#### [Exercise task]
Quote every line of the rows, from the first one at the start down to the line containing "bar-value-label: 1.5 (1422, 499, 1477, 548)", including both of them.

Element boundary records
══════

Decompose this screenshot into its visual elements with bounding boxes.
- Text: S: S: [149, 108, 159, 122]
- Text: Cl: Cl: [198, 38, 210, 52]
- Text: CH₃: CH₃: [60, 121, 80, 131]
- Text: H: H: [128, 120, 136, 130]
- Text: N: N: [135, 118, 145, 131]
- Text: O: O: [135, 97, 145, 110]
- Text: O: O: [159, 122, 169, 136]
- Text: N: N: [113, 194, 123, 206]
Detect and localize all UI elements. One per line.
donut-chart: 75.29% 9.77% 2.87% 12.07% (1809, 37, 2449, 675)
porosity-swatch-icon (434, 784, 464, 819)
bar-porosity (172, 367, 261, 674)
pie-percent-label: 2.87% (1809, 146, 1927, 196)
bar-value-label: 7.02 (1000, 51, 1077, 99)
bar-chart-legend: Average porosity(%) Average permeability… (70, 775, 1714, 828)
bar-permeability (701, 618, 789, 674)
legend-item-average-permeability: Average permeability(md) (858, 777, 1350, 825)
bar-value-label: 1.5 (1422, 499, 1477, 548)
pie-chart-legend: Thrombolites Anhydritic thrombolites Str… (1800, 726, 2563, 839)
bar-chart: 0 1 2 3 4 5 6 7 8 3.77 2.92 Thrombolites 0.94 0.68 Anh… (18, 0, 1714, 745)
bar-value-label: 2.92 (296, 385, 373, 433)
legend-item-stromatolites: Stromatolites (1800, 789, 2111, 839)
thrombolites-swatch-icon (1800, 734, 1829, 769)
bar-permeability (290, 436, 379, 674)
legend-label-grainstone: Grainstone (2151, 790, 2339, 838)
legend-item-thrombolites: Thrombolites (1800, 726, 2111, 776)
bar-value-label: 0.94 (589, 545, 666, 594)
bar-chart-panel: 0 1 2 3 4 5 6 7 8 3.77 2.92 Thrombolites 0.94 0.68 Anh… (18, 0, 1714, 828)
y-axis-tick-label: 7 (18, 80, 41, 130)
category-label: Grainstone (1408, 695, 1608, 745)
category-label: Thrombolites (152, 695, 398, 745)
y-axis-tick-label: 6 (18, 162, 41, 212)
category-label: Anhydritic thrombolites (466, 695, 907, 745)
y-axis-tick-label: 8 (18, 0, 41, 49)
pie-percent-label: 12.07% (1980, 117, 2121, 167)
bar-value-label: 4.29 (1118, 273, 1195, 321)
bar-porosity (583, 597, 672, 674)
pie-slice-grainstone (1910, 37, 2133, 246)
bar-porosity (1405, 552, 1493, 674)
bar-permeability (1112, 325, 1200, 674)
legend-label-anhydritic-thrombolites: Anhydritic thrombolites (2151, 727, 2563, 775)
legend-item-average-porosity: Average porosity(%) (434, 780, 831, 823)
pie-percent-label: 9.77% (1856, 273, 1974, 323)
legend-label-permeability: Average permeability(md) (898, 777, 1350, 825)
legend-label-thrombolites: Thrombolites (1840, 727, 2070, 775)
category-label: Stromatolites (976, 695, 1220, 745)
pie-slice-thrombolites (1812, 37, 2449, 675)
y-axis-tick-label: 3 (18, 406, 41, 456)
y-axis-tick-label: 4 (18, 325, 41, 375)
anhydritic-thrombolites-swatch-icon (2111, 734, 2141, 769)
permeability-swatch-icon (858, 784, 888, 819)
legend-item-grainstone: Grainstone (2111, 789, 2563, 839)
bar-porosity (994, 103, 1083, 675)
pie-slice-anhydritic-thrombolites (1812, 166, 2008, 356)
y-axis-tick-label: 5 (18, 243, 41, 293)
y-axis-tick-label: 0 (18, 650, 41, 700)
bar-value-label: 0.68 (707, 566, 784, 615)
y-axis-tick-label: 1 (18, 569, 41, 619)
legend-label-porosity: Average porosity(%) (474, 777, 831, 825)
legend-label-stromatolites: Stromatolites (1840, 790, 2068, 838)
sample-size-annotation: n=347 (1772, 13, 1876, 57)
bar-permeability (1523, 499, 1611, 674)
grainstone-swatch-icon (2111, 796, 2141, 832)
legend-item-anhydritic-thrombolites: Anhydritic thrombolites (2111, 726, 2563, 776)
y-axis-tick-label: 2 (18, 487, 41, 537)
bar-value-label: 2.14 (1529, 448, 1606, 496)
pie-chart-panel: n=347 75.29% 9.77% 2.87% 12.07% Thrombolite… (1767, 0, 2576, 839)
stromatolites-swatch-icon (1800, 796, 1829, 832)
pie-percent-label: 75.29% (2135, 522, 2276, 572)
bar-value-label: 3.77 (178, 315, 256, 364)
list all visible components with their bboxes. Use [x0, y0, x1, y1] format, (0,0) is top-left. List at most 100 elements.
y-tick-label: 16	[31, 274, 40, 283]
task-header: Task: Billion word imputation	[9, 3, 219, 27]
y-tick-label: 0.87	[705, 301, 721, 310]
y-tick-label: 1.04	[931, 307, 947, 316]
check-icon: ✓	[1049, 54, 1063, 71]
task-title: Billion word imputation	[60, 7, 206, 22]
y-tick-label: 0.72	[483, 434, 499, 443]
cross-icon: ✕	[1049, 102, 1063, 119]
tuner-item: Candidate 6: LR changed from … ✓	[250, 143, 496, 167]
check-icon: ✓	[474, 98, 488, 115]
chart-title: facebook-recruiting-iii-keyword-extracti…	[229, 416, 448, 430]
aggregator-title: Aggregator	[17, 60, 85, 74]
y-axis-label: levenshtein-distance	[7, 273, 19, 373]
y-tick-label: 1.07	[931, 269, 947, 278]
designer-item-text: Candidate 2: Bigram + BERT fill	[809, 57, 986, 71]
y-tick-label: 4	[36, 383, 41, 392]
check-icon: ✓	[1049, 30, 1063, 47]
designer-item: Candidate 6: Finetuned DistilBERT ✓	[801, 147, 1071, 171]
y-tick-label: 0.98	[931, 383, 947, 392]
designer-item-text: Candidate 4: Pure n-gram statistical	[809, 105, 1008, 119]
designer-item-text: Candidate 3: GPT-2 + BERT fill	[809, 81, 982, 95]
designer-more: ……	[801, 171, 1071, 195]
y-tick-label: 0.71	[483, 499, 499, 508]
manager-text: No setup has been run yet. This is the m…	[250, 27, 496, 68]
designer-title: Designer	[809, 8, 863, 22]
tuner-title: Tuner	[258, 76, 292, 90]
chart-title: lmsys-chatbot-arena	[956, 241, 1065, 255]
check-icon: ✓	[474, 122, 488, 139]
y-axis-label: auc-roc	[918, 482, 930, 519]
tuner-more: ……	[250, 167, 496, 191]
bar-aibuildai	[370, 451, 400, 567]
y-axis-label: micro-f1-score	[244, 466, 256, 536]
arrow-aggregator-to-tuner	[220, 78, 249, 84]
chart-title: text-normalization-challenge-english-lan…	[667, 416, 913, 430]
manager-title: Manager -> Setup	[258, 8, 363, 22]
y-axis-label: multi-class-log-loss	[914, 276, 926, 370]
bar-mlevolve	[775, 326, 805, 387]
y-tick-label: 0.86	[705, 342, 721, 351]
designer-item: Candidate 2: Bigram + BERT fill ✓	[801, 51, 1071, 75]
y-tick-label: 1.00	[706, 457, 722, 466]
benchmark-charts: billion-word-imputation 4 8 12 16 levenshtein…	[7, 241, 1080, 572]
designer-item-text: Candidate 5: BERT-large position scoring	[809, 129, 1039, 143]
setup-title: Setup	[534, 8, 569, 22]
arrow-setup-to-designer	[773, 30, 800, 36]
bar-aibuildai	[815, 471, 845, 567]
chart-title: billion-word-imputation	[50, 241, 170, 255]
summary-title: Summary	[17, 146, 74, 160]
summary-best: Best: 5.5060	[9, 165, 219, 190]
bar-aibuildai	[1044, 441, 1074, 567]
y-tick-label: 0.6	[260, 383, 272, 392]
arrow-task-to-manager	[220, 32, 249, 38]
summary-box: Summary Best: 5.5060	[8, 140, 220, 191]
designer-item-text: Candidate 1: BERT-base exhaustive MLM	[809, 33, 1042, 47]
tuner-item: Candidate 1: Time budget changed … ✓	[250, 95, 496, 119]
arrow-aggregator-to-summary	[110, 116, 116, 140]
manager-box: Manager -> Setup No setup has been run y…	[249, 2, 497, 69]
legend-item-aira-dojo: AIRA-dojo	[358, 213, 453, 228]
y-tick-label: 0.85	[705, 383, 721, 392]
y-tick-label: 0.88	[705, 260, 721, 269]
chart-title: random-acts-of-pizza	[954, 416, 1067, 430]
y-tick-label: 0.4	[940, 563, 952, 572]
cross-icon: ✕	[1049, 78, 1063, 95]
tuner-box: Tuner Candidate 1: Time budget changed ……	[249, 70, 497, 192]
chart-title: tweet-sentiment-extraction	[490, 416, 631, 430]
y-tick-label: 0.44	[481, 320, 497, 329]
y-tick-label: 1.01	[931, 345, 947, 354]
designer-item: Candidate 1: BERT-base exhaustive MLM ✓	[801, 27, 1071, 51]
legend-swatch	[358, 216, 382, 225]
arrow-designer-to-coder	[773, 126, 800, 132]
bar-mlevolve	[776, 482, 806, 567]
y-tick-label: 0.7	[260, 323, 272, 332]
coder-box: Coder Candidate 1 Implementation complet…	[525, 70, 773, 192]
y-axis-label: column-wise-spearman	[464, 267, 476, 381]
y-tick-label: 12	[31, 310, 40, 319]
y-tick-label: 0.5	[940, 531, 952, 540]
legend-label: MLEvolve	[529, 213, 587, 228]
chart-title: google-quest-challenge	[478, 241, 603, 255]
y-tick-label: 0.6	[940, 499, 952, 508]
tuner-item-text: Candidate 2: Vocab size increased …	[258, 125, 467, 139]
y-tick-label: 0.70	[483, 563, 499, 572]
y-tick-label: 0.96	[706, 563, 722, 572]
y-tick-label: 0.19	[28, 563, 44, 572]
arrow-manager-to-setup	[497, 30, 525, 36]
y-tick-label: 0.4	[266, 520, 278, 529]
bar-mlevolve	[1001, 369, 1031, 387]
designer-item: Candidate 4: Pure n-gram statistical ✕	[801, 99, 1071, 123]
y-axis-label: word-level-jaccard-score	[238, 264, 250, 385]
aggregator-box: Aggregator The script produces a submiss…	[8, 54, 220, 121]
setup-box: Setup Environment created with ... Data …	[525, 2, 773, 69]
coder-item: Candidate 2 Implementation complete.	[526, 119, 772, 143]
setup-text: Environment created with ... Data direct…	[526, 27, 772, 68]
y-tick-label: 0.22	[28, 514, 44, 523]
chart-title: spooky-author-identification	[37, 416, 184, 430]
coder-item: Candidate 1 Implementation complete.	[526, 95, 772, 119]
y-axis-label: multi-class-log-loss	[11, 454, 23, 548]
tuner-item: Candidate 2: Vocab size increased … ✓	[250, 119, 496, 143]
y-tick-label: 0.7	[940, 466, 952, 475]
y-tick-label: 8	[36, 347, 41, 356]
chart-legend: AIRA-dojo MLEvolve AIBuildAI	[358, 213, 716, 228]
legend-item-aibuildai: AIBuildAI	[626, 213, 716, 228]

══════

#### [The answer]
Decompose this screenshot into its visual elements with bounding boxes.
- Text: S: S: [149, 108, 159, 122]
- Text: Cl: Cl: [198, 38, 210, 52]
- Text: CH₃: CH₃: [60, 121, 80, 131]
- Text: H: H: [128, 120, 136, 130]
- Text: N: N: [135, 118, 145, 131]
- Text: O: O: [135, 97, 145, 110]
- Text: O: O: [159, 122, 169, 136]
- Text: N: N: [113, 194, 123, 206]
Detect and localize all UI elements. One per line.
donut-chart: 75.29% 9.77% 2.87% 12.07% (1809, 37, 2449, 675)
porosity-swatch-icon (434, 784, 464, 819)
bar-porosity (172, 367, 261, 674)
pie-percent-label: 2.87% (1809, 146, 1927, 196)
bar-value-label: 7.02 (1000, 51, 1077, 99)
bar-chart-legend: Average porosity(%) Average permeability… (70, 775, 1714, 828)
bar-permeability (701, 618, 789, 674)
legend-item-average-permeability: Average permeability(md) (858, 777, 1350, 825)
bar-value-label: 1.5 (1422, 499, 1477, 548)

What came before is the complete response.